[Stored data]
--------------------------------
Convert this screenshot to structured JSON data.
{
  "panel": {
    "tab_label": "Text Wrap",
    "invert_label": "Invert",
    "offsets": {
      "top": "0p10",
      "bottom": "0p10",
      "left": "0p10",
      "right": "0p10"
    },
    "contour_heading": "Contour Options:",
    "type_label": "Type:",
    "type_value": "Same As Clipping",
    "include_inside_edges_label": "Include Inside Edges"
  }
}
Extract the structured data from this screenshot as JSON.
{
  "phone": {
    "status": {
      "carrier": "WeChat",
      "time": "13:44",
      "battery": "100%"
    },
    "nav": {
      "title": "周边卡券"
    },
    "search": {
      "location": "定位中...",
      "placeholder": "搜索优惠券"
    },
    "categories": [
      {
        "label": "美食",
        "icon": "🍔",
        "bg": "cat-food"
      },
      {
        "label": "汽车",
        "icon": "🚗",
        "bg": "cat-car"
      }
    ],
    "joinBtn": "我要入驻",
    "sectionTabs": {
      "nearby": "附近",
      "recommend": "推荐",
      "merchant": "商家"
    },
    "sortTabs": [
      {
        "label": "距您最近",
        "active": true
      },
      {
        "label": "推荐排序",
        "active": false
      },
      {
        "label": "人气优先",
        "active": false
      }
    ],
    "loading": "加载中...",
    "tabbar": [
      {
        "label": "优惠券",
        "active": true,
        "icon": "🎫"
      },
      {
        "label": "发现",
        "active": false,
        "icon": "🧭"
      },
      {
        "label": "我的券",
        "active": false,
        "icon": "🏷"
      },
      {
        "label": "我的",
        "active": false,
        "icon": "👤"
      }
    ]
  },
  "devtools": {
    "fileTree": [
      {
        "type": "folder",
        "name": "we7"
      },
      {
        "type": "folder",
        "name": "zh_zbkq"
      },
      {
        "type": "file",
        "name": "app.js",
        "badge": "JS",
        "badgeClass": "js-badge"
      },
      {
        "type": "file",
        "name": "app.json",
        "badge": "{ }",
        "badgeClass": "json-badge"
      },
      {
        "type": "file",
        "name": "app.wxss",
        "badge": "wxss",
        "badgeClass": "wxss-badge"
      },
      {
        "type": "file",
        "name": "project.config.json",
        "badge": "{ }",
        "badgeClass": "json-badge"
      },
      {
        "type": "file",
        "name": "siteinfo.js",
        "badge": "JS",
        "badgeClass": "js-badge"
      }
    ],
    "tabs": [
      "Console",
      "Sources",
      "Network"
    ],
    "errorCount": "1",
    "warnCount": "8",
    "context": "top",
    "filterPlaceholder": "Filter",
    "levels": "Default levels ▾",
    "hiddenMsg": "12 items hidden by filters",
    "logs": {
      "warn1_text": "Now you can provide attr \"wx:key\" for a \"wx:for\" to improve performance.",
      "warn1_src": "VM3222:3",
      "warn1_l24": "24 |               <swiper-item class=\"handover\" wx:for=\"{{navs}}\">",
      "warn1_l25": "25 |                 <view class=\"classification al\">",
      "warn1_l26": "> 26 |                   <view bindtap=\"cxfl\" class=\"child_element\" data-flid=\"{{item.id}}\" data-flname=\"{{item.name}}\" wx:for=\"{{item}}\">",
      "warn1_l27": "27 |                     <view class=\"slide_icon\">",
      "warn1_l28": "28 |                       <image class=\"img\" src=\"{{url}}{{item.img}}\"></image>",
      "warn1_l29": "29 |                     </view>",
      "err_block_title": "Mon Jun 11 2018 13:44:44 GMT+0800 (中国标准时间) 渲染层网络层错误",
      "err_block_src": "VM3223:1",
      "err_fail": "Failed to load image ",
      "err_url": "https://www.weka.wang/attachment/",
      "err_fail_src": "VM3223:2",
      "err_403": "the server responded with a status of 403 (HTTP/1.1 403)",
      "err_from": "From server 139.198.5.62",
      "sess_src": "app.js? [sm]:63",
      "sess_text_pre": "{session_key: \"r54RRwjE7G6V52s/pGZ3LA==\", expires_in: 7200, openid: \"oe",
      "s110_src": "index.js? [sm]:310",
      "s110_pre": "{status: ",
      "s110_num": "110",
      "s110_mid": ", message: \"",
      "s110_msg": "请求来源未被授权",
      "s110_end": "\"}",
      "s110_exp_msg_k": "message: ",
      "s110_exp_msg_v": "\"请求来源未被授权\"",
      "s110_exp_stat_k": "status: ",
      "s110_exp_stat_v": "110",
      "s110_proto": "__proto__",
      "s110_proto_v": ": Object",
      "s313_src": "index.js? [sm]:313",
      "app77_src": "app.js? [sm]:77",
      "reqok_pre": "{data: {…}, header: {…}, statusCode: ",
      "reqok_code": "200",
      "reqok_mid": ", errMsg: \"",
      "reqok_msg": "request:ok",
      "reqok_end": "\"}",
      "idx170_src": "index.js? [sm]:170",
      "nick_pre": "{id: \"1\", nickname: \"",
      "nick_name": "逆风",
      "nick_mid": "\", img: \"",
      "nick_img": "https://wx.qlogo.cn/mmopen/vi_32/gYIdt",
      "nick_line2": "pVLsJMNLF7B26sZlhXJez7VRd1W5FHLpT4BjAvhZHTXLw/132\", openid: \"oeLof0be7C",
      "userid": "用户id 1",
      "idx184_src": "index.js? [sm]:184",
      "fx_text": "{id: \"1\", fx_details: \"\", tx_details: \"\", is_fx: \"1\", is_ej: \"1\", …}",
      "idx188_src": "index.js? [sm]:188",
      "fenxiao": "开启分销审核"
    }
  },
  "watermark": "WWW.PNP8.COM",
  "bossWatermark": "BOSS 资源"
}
--------------------------------
▸ Written task
Copy out the full set of records precisely, leaving nothing out.

▸ Answer in full
Convert this screenshot to structured JSON data.
{
  "panel": {
    "tab_label": "Text Wrap",
    "invert_label": "Invert",
    "offsets": {
      "top": "0p10",
      "bottom": "0p10",
      "left": "0p10",
      "right": "0p10"
    },
    "contour_heading": "Contour Options:",
    "type_label": "Type:",
    "type_value": "Same As Clipping",
    "include_inside_edges_label": "Include Inside Edges"
  }
}
Extract the structured data from this screenshot as JSON.
{
  "phone": {
    "status": {
      "carrier": "WeChat",
      "time": "13:44",
      "battery": "100%"
    },
    "nav": {
      "title": "周边卡券"
    },
    "search": {
      "location": "定位中...",
      "placeholder": "搜索优惠券"
    },
    "categories": [
      {
        "label": "美食",
        "icon": "🍔",
        "bg": "cat-food"
      },
      {
        "label": "汽车",
        "icon": "🚗",
        "bg": "cat-car"
      }
    ],
    "joinBtn": "我要入驻",
    "sectionTabs": {
      "nearby": "附近",
      "recommend": "推荐",
      "merchant": "商家"
    },
    "sortTabs": [
      {
        "label": "距您最近",
        "active": true
      },
      {
        "label": "推荐排序",
        "active": false
      },
      {
        "label": "人气优先",
        "active": false
      }
    ],
    "loading": "加载中...",
    "tabbar": [
      {
        "label": "优惠券",
        "active": true,
        "icon": "🎫"
      },
      {
        "label": "发现",
        "active": false,
        "icon": "🧭"
      },
      {
        "label": "我的券",
        "active": false,
        "icon": "🏷"
      },
      {
        "label": "我的",
        "active": false,
        "icon": "👤"
      }
    ]
  },
  "devtools": {
    "fileTree": [
      {
        "type": "folder",
        "name": "we7"
      },
      {
        "type": "folder",
        "name": "zh_zbkq"
      },
      {
        "type": "file",
        "name": "app.js",
        "badge": "JS",
        "badgeClass": "js-badge"
      },
      {
        "type": "file",
        "name": "app.json",
        "badge": "{ }",
        "badgeClass": "json-badge"
      },
      {
        "type": "file",
        "name": "app.wxss",
        "badge": "wxss",
        "badgeClass": "wxss-badge"
      },
      {
        "type": "file",
        "name": "project.config.json",
        "badge": "{ }",
        "badgeClass": "json-badge"
      },
      {
        "type": "file",
        "name": "siteinfo.js",
        "badge": "JS",
        "badgeClass": "js-badge"
      }
    ],
    "tabs": [
      "Console",
      "Sources",
      "Network"
    ],
    "errorCount": "1",
    "warnCount": "8",
    "context": "top",
    "filterPlaceholder": "Filter",
    "levels": "Default levels ▾",
    "hiddenMsg": "12 items hidden by filters",
    "logs": {
      "warn1_text": "Now you can provide attr \"wx:key\" for a \"wx:for\" to improve performance.",
      "warn1_src": "VM3222:3",
      "warn1_l24": "24 |               <swiper-item class=\"handover\" wx:for=\"{{navs}}\">",
      "warn1_l25": "25 |                 <view class=\"classification al\">",
      "warn1_l26": "> 26 |                   <view bindtap=\"cxfl\" class=\"child_element\" data-flid=\"{{item.id}}\" data-flname=\"{{item.name}}\" wx:for=\"{{item}}\">",
      "warn1_l27": "27 |                     <view class=\"slide_icon\">",
      "warn1_l28": "28 |                       <image class=\"img\" src=\"{{url}}{{item.img}}\"></image>",
      "warn1_l29": "29 |                     </view>",
      "err_block_title": "Mon Jun 11 2018 13:44:44 GMT+0800 (中国标准时间) 渲染层网络层错误",
      "err_block_src": "VM3223:1",
      "err_fail": "Failed to load image ",
      "err_url": "https://www.weka.wang/attachment/",
      "err_fail_src": "VM3223:2",
      "err_403": "the server responded with a status of 403 (HTTP/1.1 403)",
      "err_from": "From server 139.198.5.62",
      "sess_src": "app.js? [sm]:63",
      "sess_text_pre": "{session_key: \"r54RRwjE7G6V52s/pGZ3LA==\", expires_in: 7200, openid: \"oe",
      "s110_src": "index.js? [sm]:310",
      "s110_pre": "{status: ",
      "s110_num": "110",
      "s110_mid": ", message: \"",
      "s110_msg": "请求来源未被授权",
      "s110_end": "\"}",
      "s110_exp_msg_k": "message: ",
      "s110_exp_msg_v": "\"请求来源未被授权\"",
      "s110_exp_stat_k": "status: ",
      "s110_exp_stat_v": "110",
      "s110_proto": "__proto__",
      "s110_proto_v": ": Object",
      "s313_src": "index.js? [sm]:313",
      "app77_src": "app.js? [sm]:77",
      "reqok_pre": "{data: {…}, header: {…}, statusCode: ",
      "reqok_code": "200",
      "reqok_mid": ", errMsg: \"",
      "reqok_msg": "request:ok",
      "reqok_end": "\"}",
      "idx170_src": "index.js? [sm]:170",
      "nick_pre": "{id: \"1\", nickname: \"",
      "nick_name": "逆风",
      "nick_mid": "\", img: \"",
      "nick_img": "https://wx.qlogo.cn/mmopen/vi_32/gYIdt",
      "nick_line2": "pVLsJMNLF7B26sZlhXJez7VRd1W5FHLpT4BjAvhZHTXLw/132\", openid: \"oeLof0be7C",
      "userid": "用户id 1",
      "idx184_src": "index.js? [sm]:184",
      "fx_text": "{id: \"1\", fx_details: \"\", tx_details: \"\", is_fx: \"1\", is_ej: \"1\", …}",
      "idx188_src": "index.js? [sm]:188",
      "fenxiao": "开启分销审核"
    }
  },
  "watermark": "WWW.PNP8.COM",
  "bossWatermark": "BOSS 资源"
}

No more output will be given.